### ESTRATTO FORNITO
┏━━
Sentenza Sentenza Cassazione Civile n. 29542 del 16/11/2018

Cassazione civile sez. trib., 16/11/2018, (ud. 20/06/2018, dep. 16/11/2018), n.29542

LA CORTE SUPREMA DI CASSAZIONE

SEZIONE TRIBUTARIA

Composta dagli Ill.mi Sigg.ri Magistrati:

Dott. BRUSCHETTA Ernestino Luigi – Presidente –

Dott. NONNO Giacomo Maria – Consigliere –

Dott. SUCCIO Roberto – rel. Consigliere –

Dott. PUTATURO DONATI VISCIDO M. G. – Consigliere –

Dott. GORI Pierpaolo – Consigliere –

ha pronunciato la seguente:

ORDINANZA

sul ricorso iscritto al n. 22367-2011 proposto da:

MIRA di P.M. & c. s.n.c. e da P.M., in proprio

rappresentati e difesi entrambi giusta delega in atti dall’avv.
┗━━
### DATI MOSTRATI
┏━━
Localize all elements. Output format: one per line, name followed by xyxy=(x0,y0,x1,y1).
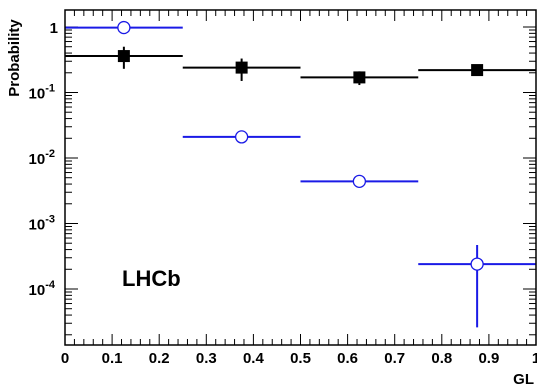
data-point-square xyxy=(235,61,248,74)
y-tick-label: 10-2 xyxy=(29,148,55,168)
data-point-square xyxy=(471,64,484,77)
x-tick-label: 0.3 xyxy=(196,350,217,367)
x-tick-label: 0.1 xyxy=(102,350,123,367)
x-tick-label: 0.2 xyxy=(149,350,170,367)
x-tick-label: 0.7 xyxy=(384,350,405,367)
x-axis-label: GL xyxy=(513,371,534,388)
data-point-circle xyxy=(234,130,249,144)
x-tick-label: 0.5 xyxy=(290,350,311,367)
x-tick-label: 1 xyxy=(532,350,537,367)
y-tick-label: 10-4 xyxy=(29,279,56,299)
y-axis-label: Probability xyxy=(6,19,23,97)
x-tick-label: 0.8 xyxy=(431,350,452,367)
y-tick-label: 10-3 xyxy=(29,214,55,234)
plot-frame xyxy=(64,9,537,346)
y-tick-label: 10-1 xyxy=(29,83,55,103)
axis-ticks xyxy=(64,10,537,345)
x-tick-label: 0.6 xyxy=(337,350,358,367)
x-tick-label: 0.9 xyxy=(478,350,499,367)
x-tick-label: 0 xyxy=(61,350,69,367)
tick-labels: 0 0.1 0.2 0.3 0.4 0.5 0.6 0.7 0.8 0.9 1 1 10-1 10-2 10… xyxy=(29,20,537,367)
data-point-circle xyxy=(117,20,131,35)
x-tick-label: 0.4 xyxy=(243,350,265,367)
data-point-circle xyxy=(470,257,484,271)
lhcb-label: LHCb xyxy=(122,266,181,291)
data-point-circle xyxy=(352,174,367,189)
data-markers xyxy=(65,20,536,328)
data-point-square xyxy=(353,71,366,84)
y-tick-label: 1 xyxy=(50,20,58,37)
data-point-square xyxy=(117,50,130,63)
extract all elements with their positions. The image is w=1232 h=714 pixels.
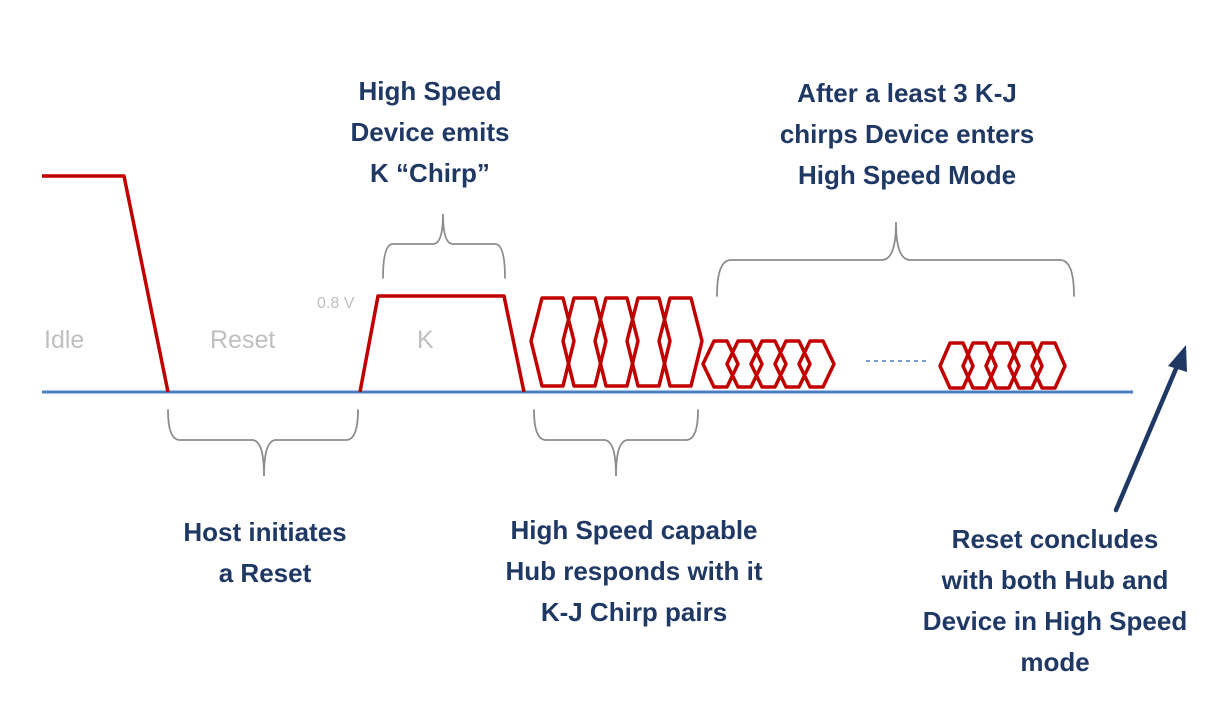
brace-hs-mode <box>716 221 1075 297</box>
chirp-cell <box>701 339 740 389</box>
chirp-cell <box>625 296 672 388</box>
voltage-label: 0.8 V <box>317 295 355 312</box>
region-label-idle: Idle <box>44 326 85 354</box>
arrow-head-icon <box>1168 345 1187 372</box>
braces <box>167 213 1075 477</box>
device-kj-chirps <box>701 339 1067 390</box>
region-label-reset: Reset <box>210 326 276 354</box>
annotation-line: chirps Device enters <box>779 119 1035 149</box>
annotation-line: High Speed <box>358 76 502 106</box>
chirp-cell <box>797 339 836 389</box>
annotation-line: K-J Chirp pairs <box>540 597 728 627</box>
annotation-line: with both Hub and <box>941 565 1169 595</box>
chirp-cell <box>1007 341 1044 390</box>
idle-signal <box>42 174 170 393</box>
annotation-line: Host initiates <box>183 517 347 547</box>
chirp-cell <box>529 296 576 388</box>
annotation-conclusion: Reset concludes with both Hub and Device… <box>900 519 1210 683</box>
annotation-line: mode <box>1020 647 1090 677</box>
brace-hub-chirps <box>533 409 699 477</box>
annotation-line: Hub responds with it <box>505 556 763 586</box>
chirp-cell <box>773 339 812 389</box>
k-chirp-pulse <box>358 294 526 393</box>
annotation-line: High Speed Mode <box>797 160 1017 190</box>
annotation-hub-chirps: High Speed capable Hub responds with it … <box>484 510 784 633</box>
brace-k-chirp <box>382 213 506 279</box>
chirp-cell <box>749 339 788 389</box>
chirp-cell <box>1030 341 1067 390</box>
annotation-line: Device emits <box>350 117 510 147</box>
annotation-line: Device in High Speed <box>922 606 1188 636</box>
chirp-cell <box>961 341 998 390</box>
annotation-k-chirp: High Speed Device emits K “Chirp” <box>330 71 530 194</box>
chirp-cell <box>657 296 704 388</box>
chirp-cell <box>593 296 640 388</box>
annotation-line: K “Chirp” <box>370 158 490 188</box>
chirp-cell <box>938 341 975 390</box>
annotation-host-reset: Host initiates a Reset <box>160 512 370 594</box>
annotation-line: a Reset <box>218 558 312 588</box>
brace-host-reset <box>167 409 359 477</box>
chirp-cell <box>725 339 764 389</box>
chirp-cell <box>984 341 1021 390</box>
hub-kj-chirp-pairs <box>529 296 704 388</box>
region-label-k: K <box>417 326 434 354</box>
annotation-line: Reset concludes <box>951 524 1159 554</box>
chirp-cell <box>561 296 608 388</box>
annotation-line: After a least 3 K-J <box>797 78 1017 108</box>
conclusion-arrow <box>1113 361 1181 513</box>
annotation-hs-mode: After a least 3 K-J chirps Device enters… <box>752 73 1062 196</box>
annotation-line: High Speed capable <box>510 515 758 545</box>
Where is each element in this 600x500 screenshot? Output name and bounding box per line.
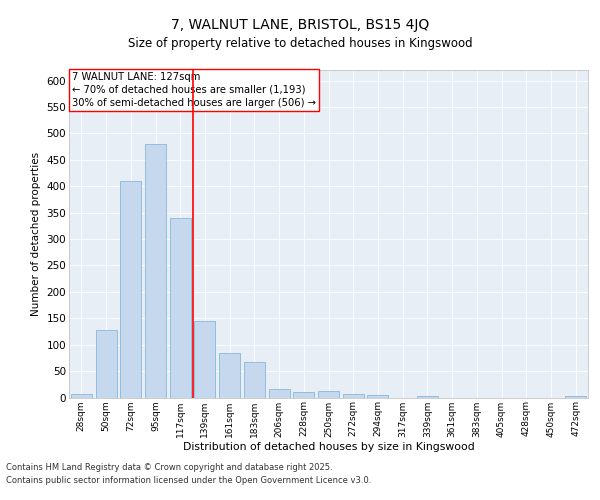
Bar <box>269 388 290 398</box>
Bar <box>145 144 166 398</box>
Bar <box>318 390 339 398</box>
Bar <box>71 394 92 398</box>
┗━━
### RICHIESTA SCRITTA A
Riporta il brano dell'estratto della sentenza compreso tra "sul ricorso iscritto" e "in atti dall’avv.", estremi inclusi.
### RICHIESTA SCRITTA B
Secondo l'estratto della sentenza, chi presiede il collegio?
### RICHIESTA SCRITTA C
Scrivi il seguito dell'estratto della sentenza, partendo dal punto in cui termina.

### RISPOSTA SCRITTA A
sul ricorso iscritto al n. 22367-2011 proposto da:

MIRA di P.M. & c. s.n.c. e da P.M., in proprio

rappresentati e difesi entrambi giusta delega in atti dall’avv.

### RISPOSTA SCRITTA B
Dott. BRUSCHETTA Ernestino Luigi.

### RISPOSTA SCRITTA C
Domenico Boniello con domicilio eletto in Roma presso l’avv. 73;

– ricorrente –

contro

AGENZIA DELLE ENTRATE in persona del Direttore pro tempore,

rappresentata e difesa dall’Avvocatura Generale dello Stato, con

domicilio eletto in Roma, via Dei Portoghesi, n. 12, presso

l’Avvocatura Generale dello Stato;

– controricorrente –

Avverso la sentenza della Commissione Tributaria Regionale della

Campania n. 214/08/10 depositata il 21/06/2010, non notificata;

Udita la relazione della causa svolta nell’adunanza camerale del

20/6/2018 dal consigliere Roberto Succio.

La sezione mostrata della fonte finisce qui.